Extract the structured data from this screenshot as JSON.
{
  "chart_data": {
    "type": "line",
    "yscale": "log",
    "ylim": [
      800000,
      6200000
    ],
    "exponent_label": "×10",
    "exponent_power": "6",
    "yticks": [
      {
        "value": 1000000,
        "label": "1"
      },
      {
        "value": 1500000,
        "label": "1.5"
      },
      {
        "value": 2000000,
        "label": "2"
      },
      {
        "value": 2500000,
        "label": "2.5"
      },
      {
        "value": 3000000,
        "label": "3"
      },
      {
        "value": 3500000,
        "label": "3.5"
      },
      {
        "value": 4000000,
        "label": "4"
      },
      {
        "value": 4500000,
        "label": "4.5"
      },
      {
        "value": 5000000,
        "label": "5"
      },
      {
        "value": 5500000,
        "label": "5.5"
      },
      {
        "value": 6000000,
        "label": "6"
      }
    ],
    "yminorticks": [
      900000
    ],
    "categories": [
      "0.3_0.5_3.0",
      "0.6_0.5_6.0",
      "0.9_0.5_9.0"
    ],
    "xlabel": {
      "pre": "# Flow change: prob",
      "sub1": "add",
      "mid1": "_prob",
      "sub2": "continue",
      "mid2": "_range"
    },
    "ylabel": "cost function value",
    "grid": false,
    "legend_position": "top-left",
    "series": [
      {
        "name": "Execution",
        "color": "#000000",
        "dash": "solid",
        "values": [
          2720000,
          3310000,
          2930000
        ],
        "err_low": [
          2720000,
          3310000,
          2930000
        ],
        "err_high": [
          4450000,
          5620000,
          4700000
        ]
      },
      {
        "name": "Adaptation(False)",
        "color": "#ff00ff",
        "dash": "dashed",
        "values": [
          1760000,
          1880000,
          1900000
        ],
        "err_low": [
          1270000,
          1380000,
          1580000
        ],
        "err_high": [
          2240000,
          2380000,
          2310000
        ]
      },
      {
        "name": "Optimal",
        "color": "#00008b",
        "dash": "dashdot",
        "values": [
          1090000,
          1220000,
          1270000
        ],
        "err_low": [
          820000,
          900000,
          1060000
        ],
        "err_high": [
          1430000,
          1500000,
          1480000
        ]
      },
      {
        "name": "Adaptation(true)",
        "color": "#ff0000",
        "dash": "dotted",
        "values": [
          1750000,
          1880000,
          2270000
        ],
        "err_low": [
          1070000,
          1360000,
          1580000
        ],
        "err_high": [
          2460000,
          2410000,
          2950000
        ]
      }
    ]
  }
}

^^^^^^^^

Do this - Copy out the whole listing exactly; please set it all down.

Complete output -
Extract the structured data from this screenshot as JSON.
{
  "chart_data": {
    "type": "line",
    "yscale": "log",
    "ylim": [
      800000,
      6200000
    ],
    "exponent_label": "×10",
    "exponent_power": "6",
    "yticks": [
      {
        "value": 1000000,
        "label": "1"
      },
      {
        "value": 1500000,
        "label": "1.5"
      },
      {
        "value": 2000000,
        "label": "2"
      },
      {
        "value": 2500000,
        "label": "2.5"
      },
      {
        "value": 3000000,
        "label": "3"
      },
      {
        "value": 3500000,
        "label": "3.5"
      },
      {
        "value": 4000000,
        "label": "4"
      },
      {
        "value": 4500000,
        "label": "4.5"
      },
      {
        "value": 5000000,
        "label": "5"
      },
      {
        "value": 5500000,
        "label": "5.5"
      },
      {
        "value": 6000000,
        "label": "6"
      }
    ],
    "yminorticks": [
      900000
    ],
    "categories": [
      "0.3_0.5_3.0",
      "0.6_0.5_6.0",
      "0.9_0.5_9.0"
    ],
    "xlabel": {
      "pre": "# Flow change: prob",
      "sub1": "add",
      "mid1": "_prob",
      "sub2": "continue",
      "mid2": "_range"
    },
    "ylabel": "cost function value",
    "grid": false,
    "legend_position": "top-left",
    "series": [
      {
        "name": "Execution",
        "color": "#000000",
        "dash": "solid",
        "values": [
          2720000,
          3310000,
          2930000
        ],
        "err_low": [
          2720000,
          3310000,
          2930000
        ],
        "err_high": [
          4450000,
          5620000,
          4700000
        ]
      },
      {
        "name": "Adaptation(False)",
        "color": "#ff00ff",
        "dash": "dashed",
        "values": [
          1760000,
          1880000,
          1900000
        ],
        "err_low": [
          1270000,
          1380000,
          1580000
        ],
        "err_high": [
          2240000,
          2380000,
          2310000
        ]
      },
      {
        "name": "Optimal",
        "color": "#00008b",
        "dash": "dashdot",
        "values": [
          1090000,
          1220000,
          1270000
        ],
        "err_low": [
          820000,
          900000,
          1060000
        ],
        "err_high": [
          1430000,
          1500000,
          1480000
        ]
      },
      {
        "name": "Adaptation(true)",
        "color": "#ff0000",
        "dash": "dotted",
        "values": [
          1750000,
          1880000,
          2270000
        ],
        "err_low": [
          1070000,
          1360000,
          1580000
        ],
        "err_high": [
          2460000,
          2410000,
          2950000
        ]
      }
    ]
  }
}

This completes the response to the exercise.